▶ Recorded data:
>> begin

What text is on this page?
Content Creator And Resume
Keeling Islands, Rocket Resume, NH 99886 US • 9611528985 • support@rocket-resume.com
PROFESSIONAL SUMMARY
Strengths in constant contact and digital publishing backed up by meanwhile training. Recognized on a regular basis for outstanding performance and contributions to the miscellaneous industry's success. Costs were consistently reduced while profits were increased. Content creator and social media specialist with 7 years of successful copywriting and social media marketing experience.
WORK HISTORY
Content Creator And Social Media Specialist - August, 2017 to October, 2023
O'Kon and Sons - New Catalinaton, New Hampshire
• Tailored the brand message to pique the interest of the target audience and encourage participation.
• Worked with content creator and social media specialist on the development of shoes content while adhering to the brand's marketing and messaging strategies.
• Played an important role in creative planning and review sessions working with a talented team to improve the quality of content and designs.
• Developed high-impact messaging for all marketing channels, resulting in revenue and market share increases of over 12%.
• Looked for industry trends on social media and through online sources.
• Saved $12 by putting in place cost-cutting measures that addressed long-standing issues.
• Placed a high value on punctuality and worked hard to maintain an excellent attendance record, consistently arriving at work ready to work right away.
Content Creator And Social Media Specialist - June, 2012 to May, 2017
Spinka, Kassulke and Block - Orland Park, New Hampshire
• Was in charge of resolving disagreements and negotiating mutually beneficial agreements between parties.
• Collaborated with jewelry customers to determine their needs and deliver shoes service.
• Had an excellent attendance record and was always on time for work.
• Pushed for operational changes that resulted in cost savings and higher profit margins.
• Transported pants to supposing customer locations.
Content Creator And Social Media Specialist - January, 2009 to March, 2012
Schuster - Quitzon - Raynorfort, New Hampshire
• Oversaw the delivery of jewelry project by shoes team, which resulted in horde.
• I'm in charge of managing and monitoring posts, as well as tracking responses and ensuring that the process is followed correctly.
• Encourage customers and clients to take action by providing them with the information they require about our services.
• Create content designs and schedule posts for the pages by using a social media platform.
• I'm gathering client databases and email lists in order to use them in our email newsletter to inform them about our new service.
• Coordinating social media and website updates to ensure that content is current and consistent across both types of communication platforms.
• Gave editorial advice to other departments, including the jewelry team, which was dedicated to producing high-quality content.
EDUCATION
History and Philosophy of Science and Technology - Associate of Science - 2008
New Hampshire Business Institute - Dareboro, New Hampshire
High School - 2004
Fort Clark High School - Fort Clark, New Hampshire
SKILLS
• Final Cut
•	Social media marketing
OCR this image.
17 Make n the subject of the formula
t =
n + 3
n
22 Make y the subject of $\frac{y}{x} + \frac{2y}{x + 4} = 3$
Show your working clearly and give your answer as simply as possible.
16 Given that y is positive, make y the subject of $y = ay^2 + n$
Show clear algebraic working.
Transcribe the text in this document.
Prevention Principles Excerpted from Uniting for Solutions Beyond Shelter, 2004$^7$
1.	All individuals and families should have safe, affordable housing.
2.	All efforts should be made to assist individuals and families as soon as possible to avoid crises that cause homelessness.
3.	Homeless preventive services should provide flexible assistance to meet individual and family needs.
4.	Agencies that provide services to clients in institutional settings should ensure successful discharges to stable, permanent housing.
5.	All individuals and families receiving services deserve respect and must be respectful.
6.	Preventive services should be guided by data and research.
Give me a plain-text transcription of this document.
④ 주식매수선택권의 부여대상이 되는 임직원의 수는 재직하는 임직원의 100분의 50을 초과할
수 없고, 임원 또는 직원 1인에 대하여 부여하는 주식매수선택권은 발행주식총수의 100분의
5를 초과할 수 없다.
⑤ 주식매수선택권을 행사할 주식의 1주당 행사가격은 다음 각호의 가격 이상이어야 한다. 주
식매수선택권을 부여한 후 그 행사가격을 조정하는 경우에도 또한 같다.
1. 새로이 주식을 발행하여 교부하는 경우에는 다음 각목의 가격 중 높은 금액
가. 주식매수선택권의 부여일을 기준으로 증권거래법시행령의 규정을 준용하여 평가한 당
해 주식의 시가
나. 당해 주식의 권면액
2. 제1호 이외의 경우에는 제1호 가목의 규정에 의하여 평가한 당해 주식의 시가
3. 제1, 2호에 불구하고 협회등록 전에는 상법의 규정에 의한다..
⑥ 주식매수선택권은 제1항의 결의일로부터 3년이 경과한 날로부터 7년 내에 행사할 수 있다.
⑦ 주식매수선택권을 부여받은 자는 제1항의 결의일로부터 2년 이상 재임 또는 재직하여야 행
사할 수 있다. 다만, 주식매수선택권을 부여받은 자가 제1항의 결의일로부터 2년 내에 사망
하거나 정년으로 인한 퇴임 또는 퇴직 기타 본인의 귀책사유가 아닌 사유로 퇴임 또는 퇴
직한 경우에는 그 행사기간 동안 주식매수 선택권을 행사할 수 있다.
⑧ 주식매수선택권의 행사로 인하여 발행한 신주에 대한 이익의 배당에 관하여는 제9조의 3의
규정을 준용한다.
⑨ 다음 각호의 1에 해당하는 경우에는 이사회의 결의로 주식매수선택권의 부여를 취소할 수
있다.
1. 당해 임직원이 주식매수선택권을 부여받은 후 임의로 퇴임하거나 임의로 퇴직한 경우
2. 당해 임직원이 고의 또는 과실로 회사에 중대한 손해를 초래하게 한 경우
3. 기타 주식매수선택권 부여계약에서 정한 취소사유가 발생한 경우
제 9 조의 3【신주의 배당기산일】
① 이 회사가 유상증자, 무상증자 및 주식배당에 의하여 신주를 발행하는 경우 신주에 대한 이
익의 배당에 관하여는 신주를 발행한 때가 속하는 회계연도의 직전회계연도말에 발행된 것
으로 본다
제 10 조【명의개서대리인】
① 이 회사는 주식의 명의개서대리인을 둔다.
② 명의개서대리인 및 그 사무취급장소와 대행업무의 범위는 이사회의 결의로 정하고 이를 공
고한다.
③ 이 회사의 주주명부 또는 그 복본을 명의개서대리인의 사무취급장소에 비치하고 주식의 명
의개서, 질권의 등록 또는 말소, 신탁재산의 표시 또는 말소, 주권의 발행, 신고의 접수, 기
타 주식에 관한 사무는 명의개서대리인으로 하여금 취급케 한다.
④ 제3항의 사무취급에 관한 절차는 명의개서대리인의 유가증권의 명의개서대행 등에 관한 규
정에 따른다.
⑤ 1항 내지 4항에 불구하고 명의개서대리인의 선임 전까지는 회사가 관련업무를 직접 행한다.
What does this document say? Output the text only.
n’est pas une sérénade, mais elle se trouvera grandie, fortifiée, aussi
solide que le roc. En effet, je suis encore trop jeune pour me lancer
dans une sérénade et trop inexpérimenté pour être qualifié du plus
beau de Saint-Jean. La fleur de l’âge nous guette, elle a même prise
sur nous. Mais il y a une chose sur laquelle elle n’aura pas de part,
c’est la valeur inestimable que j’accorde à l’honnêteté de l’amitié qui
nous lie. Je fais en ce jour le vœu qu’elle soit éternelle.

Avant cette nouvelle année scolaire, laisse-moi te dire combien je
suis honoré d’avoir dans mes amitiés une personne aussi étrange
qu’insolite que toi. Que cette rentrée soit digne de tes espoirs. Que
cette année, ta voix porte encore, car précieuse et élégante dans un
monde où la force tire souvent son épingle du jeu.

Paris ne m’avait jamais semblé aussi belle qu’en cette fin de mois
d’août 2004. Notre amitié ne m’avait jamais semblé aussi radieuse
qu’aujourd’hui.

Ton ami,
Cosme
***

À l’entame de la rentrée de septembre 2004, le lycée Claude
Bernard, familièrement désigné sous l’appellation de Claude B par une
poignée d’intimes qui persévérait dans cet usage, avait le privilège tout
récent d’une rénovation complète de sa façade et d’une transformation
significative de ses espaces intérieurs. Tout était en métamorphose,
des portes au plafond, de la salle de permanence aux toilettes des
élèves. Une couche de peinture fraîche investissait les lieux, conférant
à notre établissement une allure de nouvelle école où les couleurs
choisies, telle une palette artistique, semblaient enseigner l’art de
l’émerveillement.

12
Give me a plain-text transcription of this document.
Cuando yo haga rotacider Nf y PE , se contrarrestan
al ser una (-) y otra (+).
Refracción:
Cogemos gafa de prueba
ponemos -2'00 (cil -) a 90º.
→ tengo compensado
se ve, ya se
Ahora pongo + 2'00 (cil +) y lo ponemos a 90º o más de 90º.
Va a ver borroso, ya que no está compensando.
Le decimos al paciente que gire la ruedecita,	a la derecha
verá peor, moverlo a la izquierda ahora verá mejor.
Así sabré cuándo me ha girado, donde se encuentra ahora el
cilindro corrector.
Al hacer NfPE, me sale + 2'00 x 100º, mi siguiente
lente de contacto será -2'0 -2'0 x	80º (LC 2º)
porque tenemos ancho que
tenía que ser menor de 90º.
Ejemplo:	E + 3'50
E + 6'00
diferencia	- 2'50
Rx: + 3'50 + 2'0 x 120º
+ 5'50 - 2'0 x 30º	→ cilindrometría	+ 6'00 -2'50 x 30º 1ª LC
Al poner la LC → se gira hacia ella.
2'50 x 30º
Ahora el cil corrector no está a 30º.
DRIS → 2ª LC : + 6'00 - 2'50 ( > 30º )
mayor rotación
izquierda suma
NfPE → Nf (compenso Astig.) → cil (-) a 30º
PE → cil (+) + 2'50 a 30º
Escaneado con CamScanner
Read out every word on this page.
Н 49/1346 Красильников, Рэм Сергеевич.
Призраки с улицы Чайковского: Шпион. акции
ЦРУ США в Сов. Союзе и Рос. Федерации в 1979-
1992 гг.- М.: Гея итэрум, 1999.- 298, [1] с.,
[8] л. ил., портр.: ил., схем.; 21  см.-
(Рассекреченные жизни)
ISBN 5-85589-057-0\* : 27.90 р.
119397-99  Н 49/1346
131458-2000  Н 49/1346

>> end

From the entries above, extract each line containing "주식매수선택권을".

⑤ 주식매수선택권을 행사할 주식의 1주당 행사가격은 다음 각호의 가격 이상이어야 한다. 주
⑦ 주식매수선택권을 부여받은 자는 제1항의 결의일로부터 2년 이상 재임 또는 재직하여야 행
사할 수 있다. 다만, 주식매수선택권을 부여받은 자가 제1항의 결의일로부터 2년 내에 사망
1. 당해 임직원이 주식매수선택권을 부여받은 후 임의로 퇴임하거나 임의로 퇴직한 경우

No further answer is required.